→ EXCERPTED RECORDS
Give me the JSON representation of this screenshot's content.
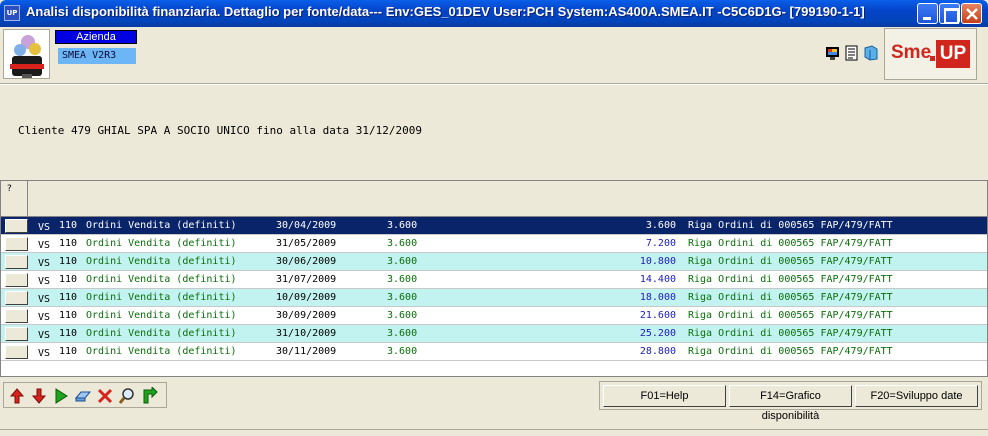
{
  "window": {
    "icon_text": "UP",
    "title": "Analisi disponibilità finanziaria.  Dettaglio per fonte/data--- Env:GES_01DEV User:PCH System:AS400A.SMEA.IT -C5C6D1G- [799190-1-1]"
  },
  "header": {
    "azienda_label": "Azienda",
    "azienda_value": "SMEA  V2R3",
    "brand": {
      "sme": "Sme",
      "up": "UP",
      "color": "#d0261d"
    }
  },
  "cliente_text": "Cliente 479 GHIAL SPA A SOCIO UNICO fino alla data 31/12/2009",
  "grid": {
    "corner_label": "?",
    "rows": [
      {
        "tipo": "VS",
        "codice": "110",
        "descrizione": "Ordini Vendita (definiti)",
        "data": "30/04/2009",
        "importo": "3.600",
        "cumulato": "3.600",
        "riferimento": "Riga Ordini di 000565 FAP/479/FATT"
      },
      {
        "tipo": "VS",
        "codice": "110",
        "descrizione": "Ordini Vendita (definiti)",
        "data": "31/05/2009",
        "importo": "3.600",
        "cumulato": "7.200",
        "riferimento": "Riga Ordini di 000565 FAP/479/FATT"
      },
      {
        "tipo": "VS",
        "codice": "110",
        "descrizione": "Ordini Vendita (definiti)",
        "data": "30/06/2009",
        "importo": "3.600",
        "cumulato": "10.800",
        "riferimento": "Riga Ordini di 000565 FAP/479/FATT"
      },
      {
        "tipo": "VS",
        "codice": "110",
        "descrizione": "Ordini Vendita (definiti)",
        "data": "31/07/2009",
        "importo": "3.600",
        "cumulato": "14.400",
        "riferimento": "Riga Ordini di 000565 FAP/479/FATT"
      },
      {
        "tipo": "VS",
        "codice": "110",
        "descrizione": "Ordini Vendita (definiti)",
        "data": "10/09/2009",
        "importo": "3.600",
        "cumulato": "18.000",
        "riferimento": "Riga Ordini di 000565 FAP/479/FATT"
      },
      {
        "tipo": "VS",
        "codice": "110",
        "descrizione": "Ordini Vendita (definiti)",
        "data": "30/09/2009",
        "importo": "3.600",
        "cumulato": "21.600",
        "riferimento": "Riga Ordini di 000565 FAP/479/FATT"
      },
      {
        "tipo": "VS",
        "codice": "110",
        "descrizione": "Ordini Vendita (definiti)",
        "data": "31/10/2009",
        "importo": "3.600",
        "cumulato": "25.200",
        "riferimento": "Riga Ordini di 000565 FAP/479/FATT"
      },
      {
        "tipo": "VS",
        "codice": "110",
        "descrizione": "Ordini Vendita (definiti)",
        "data": "30/11/2009",
        "importo": "3.600",
        "cumulato": "28.800",
        "riferimento": "Riga Ordini di 000565 FAP/479/FATT"
      }
    ]
  },
  "toolbar": {
    "icons": [
      "arrow-up-icon",
      "arrow-down-icon",
      "play-icon",
      "eraser-icon",
      "delete-icon",
      "search-icon",
      "refresh-icon"
    ],
    "function_keys": [
      {
        "label": "F01=Help"
      },
      {
        "label": "F14=Grafico disponibilità"
      },
      {
        "label": "F20=Sviluppo date"
      }
    ]
  }
}
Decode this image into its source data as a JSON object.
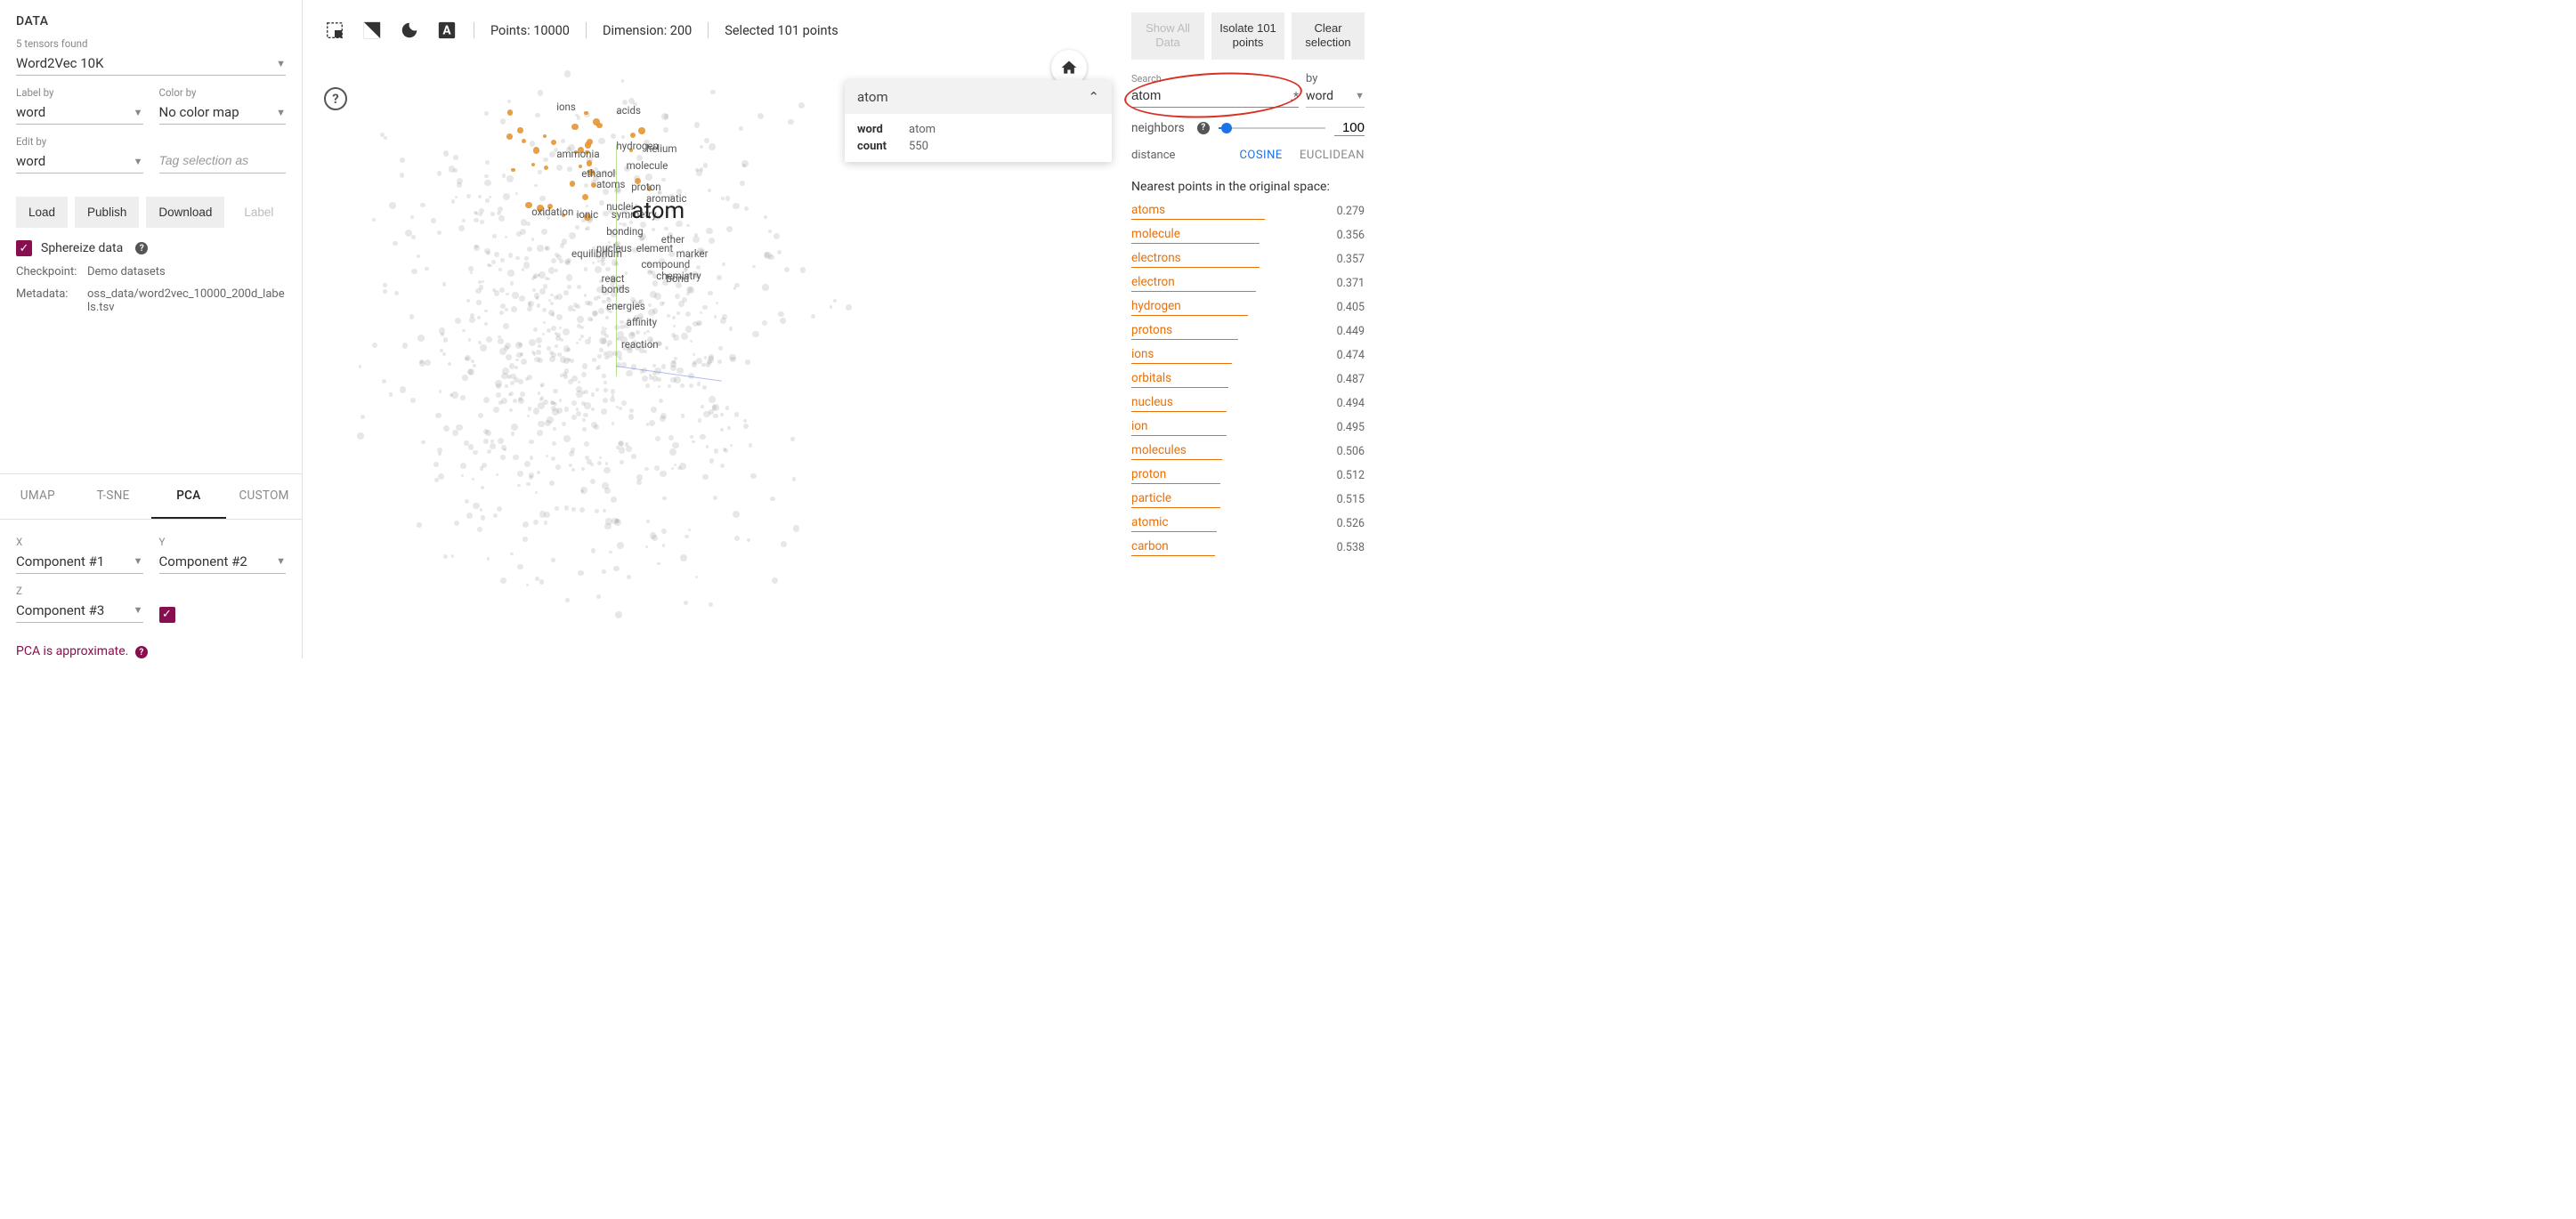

→ GOAL
Copy out the whole listing exactly, and don't carry over any pictures.

→ RESULT
Give me the JSON representation of this screenshot's content.
{
  "window": {
    "icon_text": "UP",
    "title": "Analisi disponibilità finanziaria.  Dettaglio per fonte/data--- Env:GES_01DEV User:PCH System:AS400A.SMEA.IT -C5C6D1G- [799190-1-1]"
  },
  "header": {
    "azienda_label": "Azienda",
    "azienda_value": "SMEA  V2R3",
    "brand": {
      "sme": "Sme",
      "up": "UP",
      "color": "#d0261d"
    }
  },
  "cliente_text": "Cliente 479 GHIAL SPA A SOCIO UNICO fino alla data 31/12/2009",
  "grid": {
    "corner_label": "?",
    "rows": [
      {
        "tipo": "VS",
        "codice": "110",
        "descrizione": "Ordini Vendita (definiti)",
        "data": "30/04/2009",
        "importo": "3.600",
        "cumulato": "3.600",
        "riferimento": "Riga Ordini di 000565 FAP/479/FATT"
      },
      {
        "tipo": "VS",
        "codice": "110",
        "descrizione": "Ordini Vendita (definiti)",
        "data": "31/05/2009",
        "importo": "3.600",
        "cumulato": "7.200",
        "riferimento": "Riga Ordini di 000565 FAP/479/FATT"
      },
      {
        "tipo": "VS",
        "codice": "110",
        "descrizione": "Ordini Vendita (definiti)",
        "data": "30/06/2009",
        "importo": "3.600",
        "cumulato": "10.800",
        "riferimento": "Riga Ordini di 000565 FAP/479/FATT"
      },
      {
        "tipo": "VS",
        "codice": "110",
        "descrizione": "Ordini Vendita (definiti)",
        "data": "31/07/2009",
        "importo": "3.600",
        "cumulato": "14.400",
        "riferimento": "Riga Ordini di 000565 FAP/479/FATT"
      },
      {
        "tipo": "VS",
        "codice": "110",
        "descrizione": "Ordini Vendita (definiti)",
        "data": "10/09/2009",
        "importo": "3.600",
        "cumulato": "18.000",
        "riferimento": "Riga Ordini di 000565 FAP/479/FATT"
      },
      {
        "tipo": "VS",
        "codice": "110",
        "descrizione": "Ordini Vendita (definiti)",
        "data": "30/09/2009",
        "importo": "3.600",
        "cumulato": "21.600",
        "riferimento": "Riga Ordini di 000565 FAP/479/FATT"
      },
      {
        "tipo": "VS",
        "codice": "110",
        "descrizione": "Ordini Vendita (definiti)",
        "data": "31/10/2009",
        "importo": "3.600",
        "cumulato": "25.200",
        "riferimento": "Riga Ordini di 000565 FAP/479/FATT"
      },
      {
        "tipo": "VS",
        "codice": "110",
        "descrizione": "Ordini Vendita (definiti)",
        "data": "30/11/2009",
        "importo": "3.600",
        "cumulato": "28.800",
        "riferimento": "Riga Ordini di 000565 FAP/479/FATT"
      }
    ]
  },
  "toolbar": {
    "icons": [
      "arrow-up-icon",
      "arrow-down-icon",
      "play-icon",
      "eraser-icon",
      "delete-icon",
      "search-icon",
      "refresh-icon"
    ],
    "function_keys": [
      {
        "label": "F01=Help"
      },
      {
        "label": "F14=Grafico disponibilità"
      },
      {
        "label": "F20=Sviluppo date"
      }
    ]
  }
}
Decode this image into its source data as a JSON object.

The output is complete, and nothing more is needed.